▸ GIVEN TASK
State only the number of lines that contain the string "Coverage".
===== EXCERPTED DATA =====
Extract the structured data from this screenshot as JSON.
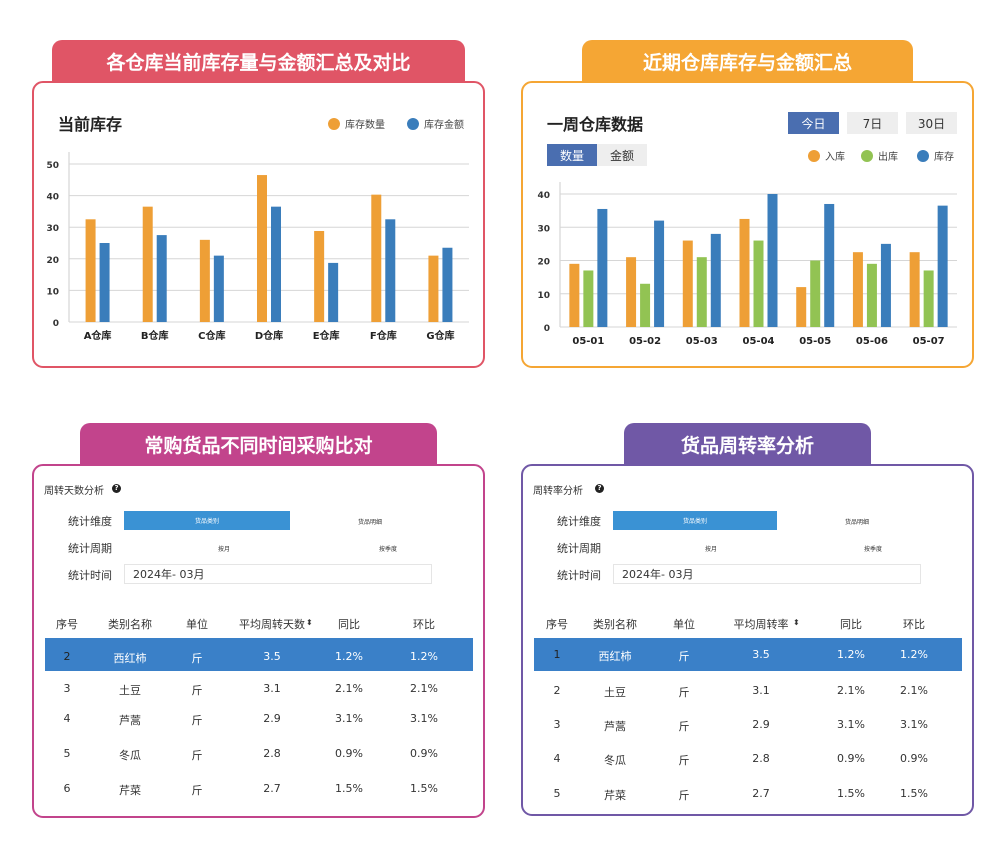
{
  "panels": {
    "p1": {
      "banner": "各仓库当前库存量与金额汇总及对比",
      "title": "当前库存",
      "legend": [
        "库存数量",
        "库存金额"
      ]
    },
    "p2": {
      "banner": "近期仓库库存与金额汇总",
      "title": "一周仓库数据",
      "range_buttons": [
        "今日",
        "7日",
        "30日"
      ],
      "active_range": "今日",
      "metric_buttons": [
        "数量",
        "金额"
      ],
      "active_metric": "数量",
      "legend": [
        "入库",
        "出库",
        "库存"
      ]
    },
    "p3": {
      "banner": "常购货品不同时间采购比对",
      "section": "周转天数分析",
      "help_icon": "question-circle-icon",
      "form": {
        "dim_label": "统计维度",
        "dim_options": [
          "货品类别",
          "货品明细"
        ],
        "period_label": "统计周期",
        "period_options": [
          "按月",
          "按季度"
        ],
        "time_label": "统计时间",
        "time_value": "2024年- 03月"
      },
      "table": {
        "headers": [
          "序号",
          "类别名称",
          "单位",
          "平均周转天数",
          "同比",
          "环比"
        ],
        "rows": [
          [
            "2",
            "西红柿",
            "斤",
            "3.5",
            "1.2%",
            "1.2%"
          ],
          [
            "3",
            "土豆",
            "斤",
            "3.1",
            "2.1%",
            "2.1%"
          ],
          [
            "4",
            "芦蒿",
            "斤",
            "2.9",
            "3.1%",
            "3.1%"
          ],
          [
            "5",
            "冬瓜",
            "斤",
            "2.8",
            "0.9%",
            "0.9%"
          ],
          [
            "6",
            "芹菜",
            "斤",
            "2.7",
            "1.5%",
            "1.5%"
          ]
        ]
      }
    },
    "p4": {
      "banner": "货品周转率分析",
      "section": "周转率分析",
      "help_icon": "question-circle-icon",
      "form": {
        "dim_label": "统计维度",
        "dim_options": [
          "货品类别",
          "货品明细"
        ],
        "period_label": "统计周期",
        "period_options": [
          "按月",
          "按季度"
        ],
        "time_label": "统计时间",
        "time_value": "2024年- 03月"
      },
      "table": {
        "headers": [
          "序号",
          "类别名称",
          "单位",
          "平均周转率",
          "同比",
          "环比"
        ],
        "rows": [
          [
            "1",
            "西红柿",
            "斤",
            "3.5",
            "1.2%",
            "1.2%"
          ],
          [
            "2",
            "土豆",
            "斤",
            "3.1",
            "2.1%",
            "2.1%"
          ],
          [
            "3",
            "芦蒿",
            "斤",
            "2.9",
            "3.1%",
            "3.1%"
          ],
          [
            "4",
            "冬瓜",
            "斤",
            "2.8",
            "0.9%",
            "0.9%"
          ],
          [
            "5",
            "芹菜",
            "斤",
            "2.7",
            "1.5%",
            "1.5%"
          ]
        ]
      }
    }
  },
  "colors": {
    "red": "#e05566",
    "orange": "#f5a634",
    "magenta": "#c2448c",
    "purple": "#7058a6",
    "bar_orange": "#ee9f36",
    "bar_blue": "#3a7dbb",
    "bar_green": "#92c353",
    "highlight": "#3a80c8"
  },
  "chart_data": [
    {
      "type": "bar",
      "title": "当前库存",
      "categories": [
        "A仓库",
        "B仓库",
        "C仓库",
        "D仓库",
        "E仓库",
        "F仓库",
        "G仓库"
      ],
      "series": [
        {
          "name": "库存数量",
          "values": [
            32.5,
            36.5,
            26,
            46.5,
            28.8,
            40.3,
            21
          ]
        },
        {
          "name": "库存金额",
          "values": [
            25,
            27.5,
            21,
            36.5,
            18.7,
            32.5,
            23.5
          ]
        }
      ],
      "yticks": [
        0,
        10,
        20,
        30,
        40,
        50
      ],
      "ylim": [
        0,
        50
      ],
      "grid": true,
      "legend": "top-right"
    },
    {
      "type": "bar",
      "title": "一周仓库数据",
      "categories": [
        "05-01",
        "05-02",
        "05-03",
        "05-04",
        "05-05",
        "05-06",
        "05-07"
      ],
      "series": [
        {
          "name": "入库",
          "values": [
            19,
            21,
            26,
            32.5,
            12,
            22.5,
            22.5
          ]
        },
        {
          "name": "出库",
          "values": [
            17,
            13,
            21,
            26,
            20,
            19,
            17
          ]
        },
        {
          "name": "库存",
          "values": [
            35.5,
            32,
            28,
            40,
            37,
            25,
            36.5
          ]
        }
      ],
      "yticks": [
        0,
        10,
        20,
        30,
        40
      ],
      "ylim": [
        0,
        40
      ],
      "grid": true,
      "legend": "top-right"
    }
  ]
}
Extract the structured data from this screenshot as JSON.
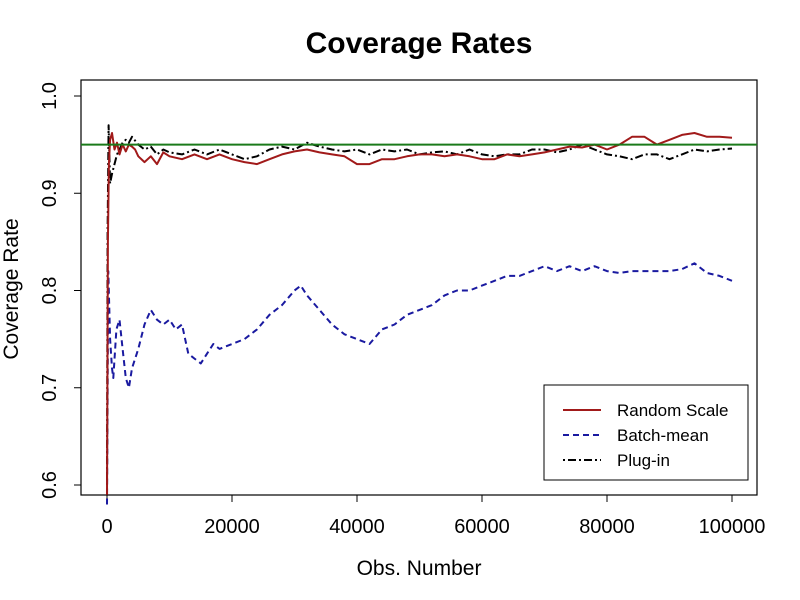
{
  "chart_data": {
    "type": "line",
    "title": "Coverage Rates",
    "xlabel": "Obs. Number",
    "ylabel": "Coverage Rate",
    "xlim": [
      0,
      100000
    ],
    "ylim": [
      0.58,
      1.02
    ],
    "xticks": [
      0,
      20000,
      40000,
      60000,
      80000,
      100000
    ],
    "xtick_labels": [
      "0",
      "20000",
      "40000",
      "60000",
      "80000",
      "100000"
    ],
    "yticks": [
      0.6,
      0.7,
      0.8,
      0.9,
      1.0
    ],
    "ytick_labels": [
      "0.6",
      "0.7",
      "0.8",
      "0.9",
      "1.0"
    ],
    "grid": false,
    "legend_position": "bottom-right",
    "reference_line": {
      "y": 0.95,
      "color": "#1a7a1a"
    },
    "series": [
      {
        "name": "Random Scale",
        "color": "#a11a1a",
        "style": "solid",
        "points": [
          [
            0,
            0.59
          ],
          [
            150,
            0.85
          ],
          [
            300,
            0.93
          ],
          [
            500,
            0.955
          ],
          [
            800,
            0.962
          ],
          [
            1200,
            0.945
          ],
          [
            1600,
            0.952
          ],
          [
            2000,
            0.94
          ],
          [
            2500,
            0.95
          ],
          [
            3000,
            0.943
          ],
          [
            3500,
            0.95
          ],
          [
            4000,
            0.948
          ],
          [
            4500,
            0.945
          ],
          [
            5000,
            0.938
          ],
          [
            6000,
            0.932
          ],
          [
            7000,
            0.938
          ],
          [
            8000,
            0.93
          ],
          [
            9000,
            0.942
          ],
          [
            10000,
            0.938
          ],
          [
            12000,
            0.935
          ],
          [
            14000,
            0.94
          ],
          [
            16000,
            0.935
          ],
          [
            18000,
            0.94
          ],
          [
            20000,
            0.935
          ],
          [
            22000,
            0.932
          ],
          [
            24000,
            0.93
          ],
          [
            26000,
            0.935
          ],
          [
            28000,
            0.94
          ],
          [
            30000,
            0.943
          ],
          [
            32000,
            0.945
          ],
          [
            34000,
            0.942
          ],
          [
            36000,
            0.94
          ],
          [
            38000,
            0.938
          ],
          [
            40000,
            0.93
          ],
          [
            42000,
            0.93
          ],
          [
            44000,
            0.935
          ],
          [
            46000,
            0.935
          ],
          [
            48000,
            0.938
          ],
          [
            50000,
            0.94
          ],
          [
            52000,
            0.94
          ],
          [
            54000,
            0.938
          ],
          [
            56000,
            0.94
          ],
          [
            58000,
            0.938
          ],
          [
            60000,
            0.935
          ],
          [
            62000,
            0.935
          ],
          [
            64000,
            0.94
          ],
          [
            66000,
            0.938
          ],
          [
            68000,
            0.94
          ],
          [
            70000,
            0.942
          ],
          [
            72000,
            0.945
          ],
          [
            74000,
            0.948
          ],
          [
            76000,
            0.947
          ],
          [
            78000,
            0.95
          ],
          [
            80000,
            0.945
          ],
          [
            82000,
            0.95
          ],
          [
            84000,
            0.958
          ],
          [
            86000,
            0.958
          ],
          [
            88000,
            0.95
          ],
          [
            90000,
            0.955
          ],
          [
            92000,
            0.96
          ],
          [
            94000,
            0.962
          ],
          [
            96000,
            0.958
          ],
          [
            98000,
            0.958
          ],
          [
            100000,
            0.957
          ]
        ]
      },
      {
        "name": "Batch-mean",
        "color": "#1a1aa0",
        "style": "dashed",
        "points": [
          [
            0,
            0.58
          ],
          [
            200,
            0.82
          ],
          [
            500,
            0.75
          ],
          [
            800,
            0.72
          ],
          [
            1000,
            0.71
          ],
          [
            1500,
            0.76
          ],
          [
            2000,
            0.77
          ],
          [
            2500,
            0.74
          ],
          [
            3000,
            0.71
          ],
          [
            3500,
            0.7
          ],
          [
            4000,
            0.72
          ],
          [
            5000,
            0.74
          ],
          [
            6000,
            0.765
          ],
          [
            7000,
            0.78
          ],
          [
            8000,
            0.77
          ],
          [
            9000,
            0.765
          ],
          [
            10000,
            0.77
          ],
          [
            11000,
            0.76
          ],
          [
            12000,
            0.765
          ],
          [
            13000,
            0.735
          ],
          [
            14000,
            0.73
          ],
          [
            15000,
            0.725
          ],
          [
            16000,
            0.735
          ],
          [
            17000,
            0.745
          ],
          [
            18000,
            0.74
          ],
          [
            20000,
            0.745
          ],
          [
            22000,
            0.75
          ],
          [
            24000,
            0.76
          ],
          [
            26000,
            0.775
          ],
          [
            28000,
            0.785
          ],
          [
            30000,
            0.8
          ],
          [
            31000,
            0.805
          ],
          [
            32000,
            0.795
          ],
          [
            34000,
            0.78
          ],
          [
            36000,
            0.765
          ],
          [
            38000,
            0.755
          ],
          [
            40000,
            0.75
          ],
          [
            42000,
            0.745
          ],
          [
            44000,
            0.76
          ],
          [
            46000,
            0.765
          ],
          [
            48000,
            0.775
          ],
          [
            50000,
            0.78
          ],
          [
            52000,
            0.785
          ],
          [
            54000,
            0.795
          ],
          [
            56000,
            0.8
          ],
          [
            58000,
            0.8
          ],
          [
            60000,
            0.805
          ],
          [
            62000,
            0.81
          ],
          [
            64000,
            0.815
          ],
          [
            66000,
            0.815
          ],
          [
            68000,
            0.82
          ],
          [
            70000,
            0.825
          ],
          [
            72000,
            0.82
          ],
          [
            74000,
            0.825
          ],
          [
            76000,
            0.82
          ],
          [
            78000,
            0.825
          ],
          [
            80000,
            0.82
          ],
          [
            82000,
            0.818
          ],
          [
            84000,
            0.82
          ],
          [
            86000,
            0.82
          ],
          [
            88000,
            0.82
          ],
          [
            90000,
            0.82
          ],
          [
            92000,
            0.822
          ],
          [
            94000,
            0.828
          ],
          [
            96000,
            0.818
          ],
          [
            98000,
            0.815
          ],
          [
            100000,
            0.81
          ]
        ]
      },
      {
        "name": "Plug-in",
        "color": "#000000",
        "style": "dotdash",
        "points": [
          [
            0,
            0.6
          ],
          [
            100,
            0.86
          ],
          [
            250,
            0.97
          ],
          [
            500,
            0.91
          ],
          [
            800,
            0.92
          ],
          [
            1200,
            0.93
          ],
          [
            1600,
            0.94
          ],
          [
            2000,
            0.945
          ],
          [
            2500,
            0.952
          ],
          [
            3000,
            0.955
          ],
          [
            3500,
            0.952
          ],
          [
            4000,
            0.958
          ],
          [
            5000,
            0.95
          ],
          [
            6000,
            0.945
          ],
          [
            7000,
            0.948
          ],
          [
            8000,
            0.94
          ],
          [
            9000,
            0.945
          ],
          [
            10000,
            0.942
          ],
          [
            12000,
            0.94
          ],
          [
            14000,
            0.945
          ],
          [
            16000,
            0.94
          ],
          [
            18000,
            0.945
          ],
          [
            20000,
            0.94
          ],
          [
            22000,
            0.935
          ],
          [
            24000,
            0.938
          ],
          [
            26000,
            0.945
          ],
          [
            28000,
            0.948
          ],
          [
            30000,
            0.945
          ],
          [
            32000,
            0.952
          ],
          [
            34000,
            0.948
          ],
          [
            36000,
            0.945
          ],
          [
            38000,
            0.943
          ],
          [
            40000,
            0.945
          ],
          [
            42000,
            0.94
          ],
          [
            44000,
            0.945
          ],
          [
            46000,
            0.943
          ],
          [
            48000,
            0.945
          ],
          [
            50000,
            0.94
          ],
          [
            52000,
            0.942
          ],
          [
            54000,
            0.943
          ],
          [
            56000,
            0.94
          ],
          [
            58000,
            0.945
          ],
          [
            60000,
            0.94
          ],
          [
            62000,
            0.938
          ],
          [
            64000,
            0.94
          ],
          [
            66000,
            0.94
          ],
          [
            68000,
            0.945
          ],
          [
            70000,
            0.945
          ],
          [
            72000,
            0.942
          ],
          [
            74000,
            0.945
          ],
          [
            76000,
            0.95
          ],
          [
            78000,
            0.945
          ],
          [
            80000,
            0.94
          ],
          [
            82000,
            0.938
          ],
          [
            84000,
            0.935
          ],
          [
            86000,
            0.94
          ],
          [
            88000,
            0.94
          ],
          [
            90000,
            0.935
          ],
          [
            92000,
            0.94
          ],
          [
            94000,
            0.945
          ],
          [
            96000,
            0.943
          ],
          [
            98000,
            0.945
          ],
          [
            100000,
            0.946
          ]
        ]
      }
    ]
  }
}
=====
▸ EXERCISE OUTPUT
2